──────── Dataset content
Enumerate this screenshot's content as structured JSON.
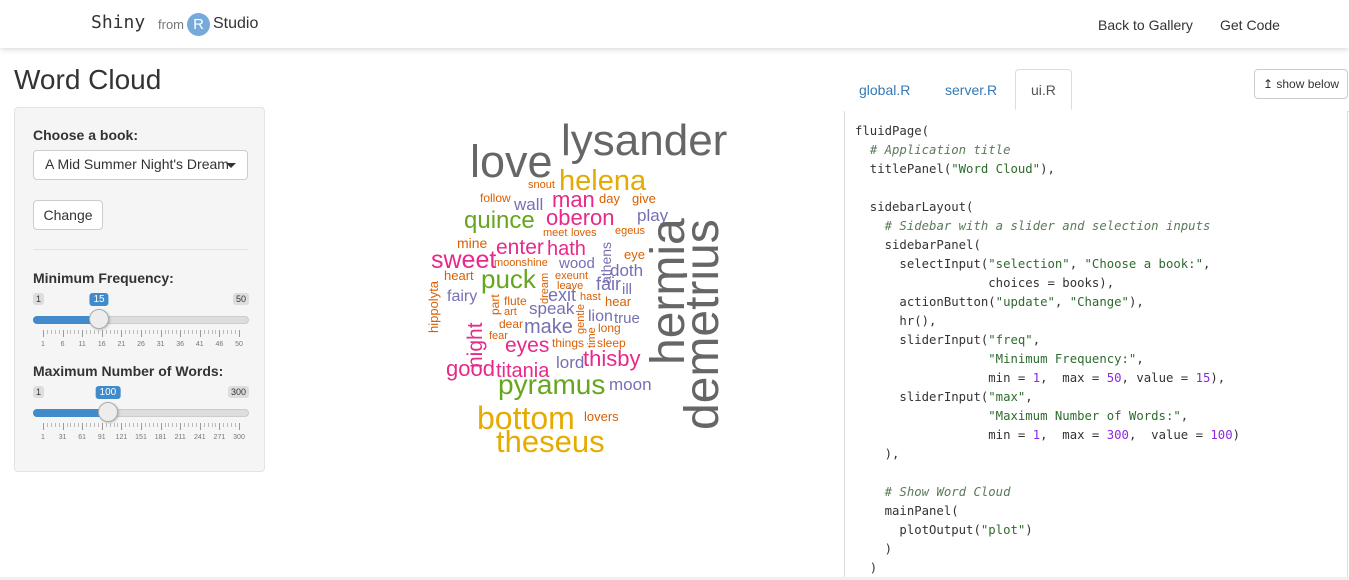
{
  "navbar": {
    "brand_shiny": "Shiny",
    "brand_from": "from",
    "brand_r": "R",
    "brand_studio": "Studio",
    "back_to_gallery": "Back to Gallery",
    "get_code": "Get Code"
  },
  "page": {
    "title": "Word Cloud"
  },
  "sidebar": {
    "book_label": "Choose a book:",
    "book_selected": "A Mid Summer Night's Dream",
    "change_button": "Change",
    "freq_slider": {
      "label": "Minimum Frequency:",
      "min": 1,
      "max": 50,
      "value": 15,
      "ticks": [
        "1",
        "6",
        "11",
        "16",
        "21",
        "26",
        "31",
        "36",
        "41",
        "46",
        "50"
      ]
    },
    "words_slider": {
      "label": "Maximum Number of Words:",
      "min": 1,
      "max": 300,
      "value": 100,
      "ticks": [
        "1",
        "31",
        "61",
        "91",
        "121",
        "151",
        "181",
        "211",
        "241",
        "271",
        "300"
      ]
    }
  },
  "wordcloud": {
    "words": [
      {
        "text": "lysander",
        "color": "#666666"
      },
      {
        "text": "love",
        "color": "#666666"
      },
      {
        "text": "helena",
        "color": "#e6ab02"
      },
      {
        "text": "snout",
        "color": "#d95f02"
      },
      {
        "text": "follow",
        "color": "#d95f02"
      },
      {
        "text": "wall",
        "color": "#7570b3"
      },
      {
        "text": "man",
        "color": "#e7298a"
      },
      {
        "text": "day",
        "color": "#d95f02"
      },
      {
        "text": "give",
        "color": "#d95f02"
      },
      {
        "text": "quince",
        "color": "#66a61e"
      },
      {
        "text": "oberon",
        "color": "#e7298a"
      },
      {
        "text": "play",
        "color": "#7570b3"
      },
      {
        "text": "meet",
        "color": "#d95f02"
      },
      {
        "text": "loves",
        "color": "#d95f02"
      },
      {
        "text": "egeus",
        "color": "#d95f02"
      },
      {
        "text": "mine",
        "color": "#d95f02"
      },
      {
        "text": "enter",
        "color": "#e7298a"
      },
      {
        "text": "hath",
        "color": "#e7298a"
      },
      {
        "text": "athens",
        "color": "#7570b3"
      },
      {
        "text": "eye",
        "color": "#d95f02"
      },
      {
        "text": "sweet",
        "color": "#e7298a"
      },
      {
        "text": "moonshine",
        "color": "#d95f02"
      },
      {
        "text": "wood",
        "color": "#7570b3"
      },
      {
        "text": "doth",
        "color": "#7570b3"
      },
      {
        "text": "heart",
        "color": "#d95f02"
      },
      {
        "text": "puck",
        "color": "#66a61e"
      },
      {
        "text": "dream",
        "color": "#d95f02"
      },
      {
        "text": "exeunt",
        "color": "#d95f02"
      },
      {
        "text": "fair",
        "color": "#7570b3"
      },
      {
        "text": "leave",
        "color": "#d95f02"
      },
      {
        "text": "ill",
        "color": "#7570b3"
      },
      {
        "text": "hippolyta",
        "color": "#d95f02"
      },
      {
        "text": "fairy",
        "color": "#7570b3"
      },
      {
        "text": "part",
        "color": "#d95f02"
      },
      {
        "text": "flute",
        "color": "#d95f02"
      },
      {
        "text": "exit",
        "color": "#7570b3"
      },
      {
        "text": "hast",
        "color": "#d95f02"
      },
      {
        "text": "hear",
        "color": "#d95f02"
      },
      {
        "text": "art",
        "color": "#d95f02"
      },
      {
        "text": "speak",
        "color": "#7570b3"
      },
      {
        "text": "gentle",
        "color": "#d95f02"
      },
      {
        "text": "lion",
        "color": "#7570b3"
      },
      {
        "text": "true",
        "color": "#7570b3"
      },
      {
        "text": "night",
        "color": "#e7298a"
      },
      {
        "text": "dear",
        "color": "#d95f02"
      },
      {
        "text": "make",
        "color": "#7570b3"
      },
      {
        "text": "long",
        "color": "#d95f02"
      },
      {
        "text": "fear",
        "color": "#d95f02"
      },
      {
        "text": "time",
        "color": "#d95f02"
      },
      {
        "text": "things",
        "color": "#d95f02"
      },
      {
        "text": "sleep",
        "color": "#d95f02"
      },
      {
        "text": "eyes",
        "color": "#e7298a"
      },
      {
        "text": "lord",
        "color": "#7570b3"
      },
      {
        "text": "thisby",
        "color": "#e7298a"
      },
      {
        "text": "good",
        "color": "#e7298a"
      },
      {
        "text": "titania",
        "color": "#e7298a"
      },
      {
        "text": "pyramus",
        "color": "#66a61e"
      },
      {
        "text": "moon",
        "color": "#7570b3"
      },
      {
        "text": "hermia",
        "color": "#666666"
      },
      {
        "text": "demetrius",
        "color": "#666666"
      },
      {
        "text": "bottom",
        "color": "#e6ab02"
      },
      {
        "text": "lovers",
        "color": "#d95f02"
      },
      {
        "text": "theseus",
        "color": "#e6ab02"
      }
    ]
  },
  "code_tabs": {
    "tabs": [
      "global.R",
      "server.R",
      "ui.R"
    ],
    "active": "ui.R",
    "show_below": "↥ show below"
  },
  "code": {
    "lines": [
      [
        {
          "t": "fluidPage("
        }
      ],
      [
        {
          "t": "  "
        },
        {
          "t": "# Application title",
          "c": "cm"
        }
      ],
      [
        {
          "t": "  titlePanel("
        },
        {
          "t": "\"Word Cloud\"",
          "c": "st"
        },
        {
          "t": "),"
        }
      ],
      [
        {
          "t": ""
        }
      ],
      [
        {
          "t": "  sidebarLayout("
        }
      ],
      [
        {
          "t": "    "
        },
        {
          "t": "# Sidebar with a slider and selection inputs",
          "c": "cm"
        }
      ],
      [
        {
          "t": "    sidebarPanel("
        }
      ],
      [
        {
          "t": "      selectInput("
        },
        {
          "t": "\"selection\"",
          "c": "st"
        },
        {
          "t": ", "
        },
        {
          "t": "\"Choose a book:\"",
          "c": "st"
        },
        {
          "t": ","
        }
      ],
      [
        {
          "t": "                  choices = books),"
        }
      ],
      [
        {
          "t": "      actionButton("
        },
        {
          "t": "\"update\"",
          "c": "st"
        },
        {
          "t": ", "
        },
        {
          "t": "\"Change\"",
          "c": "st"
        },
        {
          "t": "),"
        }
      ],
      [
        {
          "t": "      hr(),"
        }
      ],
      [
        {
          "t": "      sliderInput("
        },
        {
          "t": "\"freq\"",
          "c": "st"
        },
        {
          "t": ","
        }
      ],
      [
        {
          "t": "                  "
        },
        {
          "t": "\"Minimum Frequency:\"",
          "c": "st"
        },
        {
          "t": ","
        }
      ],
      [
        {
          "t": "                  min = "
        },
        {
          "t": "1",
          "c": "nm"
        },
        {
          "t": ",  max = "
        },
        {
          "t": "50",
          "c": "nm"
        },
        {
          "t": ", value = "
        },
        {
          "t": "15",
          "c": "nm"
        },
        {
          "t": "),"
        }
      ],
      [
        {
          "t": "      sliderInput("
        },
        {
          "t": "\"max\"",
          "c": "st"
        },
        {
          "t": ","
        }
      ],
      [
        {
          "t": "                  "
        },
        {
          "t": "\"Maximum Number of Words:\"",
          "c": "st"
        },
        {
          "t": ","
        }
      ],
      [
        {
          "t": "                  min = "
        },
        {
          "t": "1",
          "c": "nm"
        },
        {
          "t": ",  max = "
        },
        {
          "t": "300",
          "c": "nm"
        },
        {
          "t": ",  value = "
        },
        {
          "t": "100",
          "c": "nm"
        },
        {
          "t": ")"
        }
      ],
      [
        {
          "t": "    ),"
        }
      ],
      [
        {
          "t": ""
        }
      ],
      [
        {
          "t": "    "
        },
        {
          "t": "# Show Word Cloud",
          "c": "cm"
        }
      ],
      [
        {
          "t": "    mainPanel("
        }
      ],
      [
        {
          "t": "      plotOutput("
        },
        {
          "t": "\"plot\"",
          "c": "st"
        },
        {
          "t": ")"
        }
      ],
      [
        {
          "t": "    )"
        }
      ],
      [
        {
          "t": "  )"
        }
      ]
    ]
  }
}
────────────────
──────── Dataset content
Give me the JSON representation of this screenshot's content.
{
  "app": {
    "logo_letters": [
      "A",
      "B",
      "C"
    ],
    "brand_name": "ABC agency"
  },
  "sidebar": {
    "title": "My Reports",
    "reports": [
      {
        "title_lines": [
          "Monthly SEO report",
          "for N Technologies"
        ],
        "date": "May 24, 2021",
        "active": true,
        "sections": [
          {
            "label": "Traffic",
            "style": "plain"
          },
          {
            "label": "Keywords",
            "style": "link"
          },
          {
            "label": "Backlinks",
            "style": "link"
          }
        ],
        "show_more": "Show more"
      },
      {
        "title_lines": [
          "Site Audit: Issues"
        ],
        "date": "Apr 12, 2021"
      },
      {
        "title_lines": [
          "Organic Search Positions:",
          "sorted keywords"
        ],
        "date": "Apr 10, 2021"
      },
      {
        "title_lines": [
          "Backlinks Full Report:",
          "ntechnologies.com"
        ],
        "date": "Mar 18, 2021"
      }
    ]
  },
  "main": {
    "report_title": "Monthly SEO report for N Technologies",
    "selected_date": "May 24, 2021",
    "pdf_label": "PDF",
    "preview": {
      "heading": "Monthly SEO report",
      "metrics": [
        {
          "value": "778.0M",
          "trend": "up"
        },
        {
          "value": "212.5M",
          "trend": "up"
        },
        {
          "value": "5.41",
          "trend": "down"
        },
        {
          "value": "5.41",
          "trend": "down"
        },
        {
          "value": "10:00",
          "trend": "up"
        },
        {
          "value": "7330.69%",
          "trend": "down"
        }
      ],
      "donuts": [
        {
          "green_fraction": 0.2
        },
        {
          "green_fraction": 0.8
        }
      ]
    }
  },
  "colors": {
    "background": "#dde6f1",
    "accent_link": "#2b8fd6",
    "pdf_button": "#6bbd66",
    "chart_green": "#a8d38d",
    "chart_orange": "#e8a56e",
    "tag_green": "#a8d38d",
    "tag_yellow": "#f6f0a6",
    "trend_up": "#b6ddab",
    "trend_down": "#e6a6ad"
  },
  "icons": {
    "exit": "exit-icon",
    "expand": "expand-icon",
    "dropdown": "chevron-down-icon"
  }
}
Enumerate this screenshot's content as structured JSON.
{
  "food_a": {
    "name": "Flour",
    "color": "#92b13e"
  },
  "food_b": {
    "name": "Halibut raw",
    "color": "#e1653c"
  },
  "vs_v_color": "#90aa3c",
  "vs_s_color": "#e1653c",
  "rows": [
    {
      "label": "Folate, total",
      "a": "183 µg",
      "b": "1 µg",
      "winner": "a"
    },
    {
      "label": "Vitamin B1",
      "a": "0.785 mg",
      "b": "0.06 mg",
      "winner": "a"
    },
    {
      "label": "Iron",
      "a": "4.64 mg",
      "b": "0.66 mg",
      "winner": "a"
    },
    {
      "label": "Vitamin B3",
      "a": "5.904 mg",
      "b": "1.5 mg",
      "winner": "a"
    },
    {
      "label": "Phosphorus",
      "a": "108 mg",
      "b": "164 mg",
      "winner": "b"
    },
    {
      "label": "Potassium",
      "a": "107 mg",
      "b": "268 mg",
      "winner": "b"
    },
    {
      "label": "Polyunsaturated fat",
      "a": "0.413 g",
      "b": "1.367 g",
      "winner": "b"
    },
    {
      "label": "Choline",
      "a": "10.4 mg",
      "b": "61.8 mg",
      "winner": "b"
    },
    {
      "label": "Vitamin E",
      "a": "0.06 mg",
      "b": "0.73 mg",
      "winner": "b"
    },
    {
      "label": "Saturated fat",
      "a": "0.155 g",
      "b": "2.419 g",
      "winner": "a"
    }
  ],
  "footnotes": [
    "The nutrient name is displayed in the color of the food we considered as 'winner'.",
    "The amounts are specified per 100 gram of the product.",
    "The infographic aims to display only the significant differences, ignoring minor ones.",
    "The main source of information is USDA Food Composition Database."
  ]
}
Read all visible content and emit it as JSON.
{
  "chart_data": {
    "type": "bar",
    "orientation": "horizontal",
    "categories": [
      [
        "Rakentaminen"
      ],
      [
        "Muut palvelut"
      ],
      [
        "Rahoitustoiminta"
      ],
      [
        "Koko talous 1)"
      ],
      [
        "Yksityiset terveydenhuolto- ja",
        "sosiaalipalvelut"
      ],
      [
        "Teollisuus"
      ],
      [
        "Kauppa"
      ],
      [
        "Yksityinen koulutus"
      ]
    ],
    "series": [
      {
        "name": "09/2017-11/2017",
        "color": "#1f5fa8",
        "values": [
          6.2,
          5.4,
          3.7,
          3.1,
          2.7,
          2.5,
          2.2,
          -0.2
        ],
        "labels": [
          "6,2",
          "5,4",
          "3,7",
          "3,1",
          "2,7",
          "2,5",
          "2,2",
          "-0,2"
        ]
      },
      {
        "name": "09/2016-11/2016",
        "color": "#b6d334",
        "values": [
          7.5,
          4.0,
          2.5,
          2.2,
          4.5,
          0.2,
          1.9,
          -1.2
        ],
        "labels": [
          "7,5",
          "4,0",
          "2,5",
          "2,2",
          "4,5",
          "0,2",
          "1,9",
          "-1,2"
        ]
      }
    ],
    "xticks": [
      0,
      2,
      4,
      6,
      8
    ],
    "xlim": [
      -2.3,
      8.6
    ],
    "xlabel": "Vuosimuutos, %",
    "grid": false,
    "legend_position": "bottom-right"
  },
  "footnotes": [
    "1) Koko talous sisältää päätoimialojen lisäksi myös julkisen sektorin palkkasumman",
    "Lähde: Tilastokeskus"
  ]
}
────────────────
──────── Dataset content
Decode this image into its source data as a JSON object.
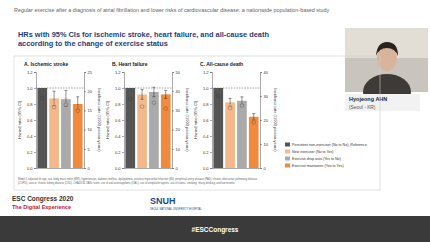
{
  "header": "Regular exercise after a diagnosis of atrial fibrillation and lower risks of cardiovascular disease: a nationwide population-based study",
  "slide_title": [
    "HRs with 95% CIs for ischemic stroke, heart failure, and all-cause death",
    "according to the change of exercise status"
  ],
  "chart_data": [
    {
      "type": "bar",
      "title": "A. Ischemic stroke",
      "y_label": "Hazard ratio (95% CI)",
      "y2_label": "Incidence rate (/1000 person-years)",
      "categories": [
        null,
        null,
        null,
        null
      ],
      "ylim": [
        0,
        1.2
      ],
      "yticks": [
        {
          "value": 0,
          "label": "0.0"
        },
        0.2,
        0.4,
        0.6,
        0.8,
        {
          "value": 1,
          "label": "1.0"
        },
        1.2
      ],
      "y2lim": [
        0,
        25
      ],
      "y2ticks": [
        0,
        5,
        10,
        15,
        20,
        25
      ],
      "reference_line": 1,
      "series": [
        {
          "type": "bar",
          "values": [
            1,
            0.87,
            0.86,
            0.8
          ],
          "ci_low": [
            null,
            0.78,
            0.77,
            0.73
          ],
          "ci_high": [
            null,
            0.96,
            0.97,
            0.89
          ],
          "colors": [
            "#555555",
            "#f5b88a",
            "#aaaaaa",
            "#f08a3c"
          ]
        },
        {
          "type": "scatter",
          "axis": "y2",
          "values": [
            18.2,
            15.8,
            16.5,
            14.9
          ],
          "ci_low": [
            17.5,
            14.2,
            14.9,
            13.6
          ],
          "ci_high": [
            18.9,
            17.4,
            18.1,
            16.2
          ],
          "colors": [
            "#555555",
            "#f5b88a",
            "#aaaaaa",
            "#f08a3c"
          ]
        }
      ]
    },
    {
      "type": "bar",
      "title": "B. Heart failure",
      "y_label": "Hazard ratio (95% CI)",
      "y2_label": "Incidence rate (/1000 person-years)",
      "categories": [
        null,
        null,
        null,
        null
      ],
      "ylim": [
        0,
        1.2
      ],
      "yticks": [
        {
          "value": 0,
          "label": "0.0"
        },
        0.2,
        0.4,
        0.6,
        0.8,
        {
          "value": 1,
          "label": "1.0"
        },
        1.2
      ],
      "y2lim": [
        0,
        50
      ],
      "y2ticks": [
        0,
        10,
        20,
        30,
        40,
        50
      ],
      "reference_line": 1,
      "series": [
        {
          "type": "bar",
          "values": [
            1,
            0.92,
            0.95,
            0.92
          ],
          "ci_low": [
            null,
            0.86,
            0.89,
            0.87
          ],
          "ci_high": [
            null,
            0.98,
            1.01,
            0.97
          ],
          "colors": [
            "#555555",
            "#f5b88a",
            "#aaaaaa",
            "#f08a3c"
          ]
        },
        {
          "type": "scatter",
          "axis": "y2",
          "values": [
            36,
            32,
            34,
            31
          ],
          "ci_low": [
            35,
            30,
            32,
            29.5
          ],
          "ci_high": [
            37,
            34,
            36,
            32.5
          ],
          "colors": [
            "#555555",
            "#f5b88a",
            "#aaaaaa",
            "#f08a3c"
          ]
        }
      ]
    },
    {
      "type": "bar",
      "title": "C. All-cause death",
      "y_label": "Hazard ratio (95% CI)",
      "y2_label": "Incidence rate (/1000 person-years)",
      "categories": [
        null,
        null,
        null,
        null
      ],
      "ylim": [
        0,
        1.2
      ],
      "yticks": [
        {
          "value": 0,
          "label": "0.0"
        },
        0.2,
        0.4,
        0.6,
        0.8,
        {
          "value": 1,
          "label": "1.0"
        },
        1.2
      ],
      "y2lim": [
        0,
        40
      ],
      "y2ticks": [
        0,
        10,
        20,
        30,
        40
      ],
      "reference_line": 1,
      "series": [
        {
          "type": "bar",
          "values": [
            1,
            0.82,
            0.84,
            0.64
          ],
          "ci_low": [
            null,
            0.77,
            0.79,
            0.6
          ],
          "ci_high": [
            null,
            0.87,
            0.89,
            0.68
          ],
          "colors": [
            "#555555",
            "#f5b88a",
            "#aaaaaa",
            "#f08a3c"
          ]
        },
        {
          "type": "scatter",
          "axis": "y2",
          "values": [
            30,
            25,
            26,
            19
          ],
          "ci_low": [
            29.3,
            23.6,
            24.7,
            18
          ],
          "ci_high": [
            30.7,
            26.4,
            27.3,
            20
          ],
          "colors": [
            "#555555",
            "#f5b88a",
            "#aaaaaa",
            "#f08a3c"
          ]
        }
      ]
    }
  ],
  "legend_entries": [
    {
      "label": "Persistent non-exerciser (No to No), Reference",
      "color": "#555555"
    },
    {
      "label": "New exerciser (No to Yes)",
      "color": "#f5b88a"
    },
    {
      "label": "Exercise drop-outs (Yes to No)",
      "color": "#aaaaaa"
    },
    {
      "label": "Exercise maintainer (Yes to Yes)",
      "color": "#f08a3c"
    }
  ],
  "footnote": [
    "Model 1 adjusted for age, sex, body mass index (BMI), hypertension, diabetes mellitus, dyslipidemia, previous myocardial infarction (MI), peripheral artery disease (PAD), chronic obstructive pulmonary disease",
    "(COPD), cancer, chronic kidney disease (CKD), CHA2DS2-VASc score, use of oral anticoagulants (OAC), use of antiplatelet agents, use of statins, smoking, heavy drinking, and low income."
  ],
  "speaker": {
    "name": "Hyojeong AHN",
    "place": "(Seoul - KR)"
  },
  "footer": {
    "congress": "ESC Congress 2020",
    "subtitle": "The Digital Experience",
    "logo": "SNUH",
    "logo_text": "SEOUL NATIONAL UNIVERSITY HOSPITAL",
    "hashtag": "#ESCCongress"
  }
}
────────────────
**Goal:** From the records given above, copy all lines containing "disease".

**Output below:**
  "header": "Regular exercise after a diagnosis of atrial fibrillation and lower risks of cardiovascular disease: a nationwide population-based study",
    "Model 1 adjusted for age, sex, body mass index (BMI), hypertension, diabetes mellitus, dyslipidemia, previous myocardial infarction (MI), peripheral artery disease (PAD), chronic obstructive pulmonary disease",
    "(COPD), cancer, chronic kidney disease (CKD), CHA2DS2-VASc score, use of oral anticoagulants (OAC), use of antiplatelet agents, use of statins, smoking, heavy drinking, and low income."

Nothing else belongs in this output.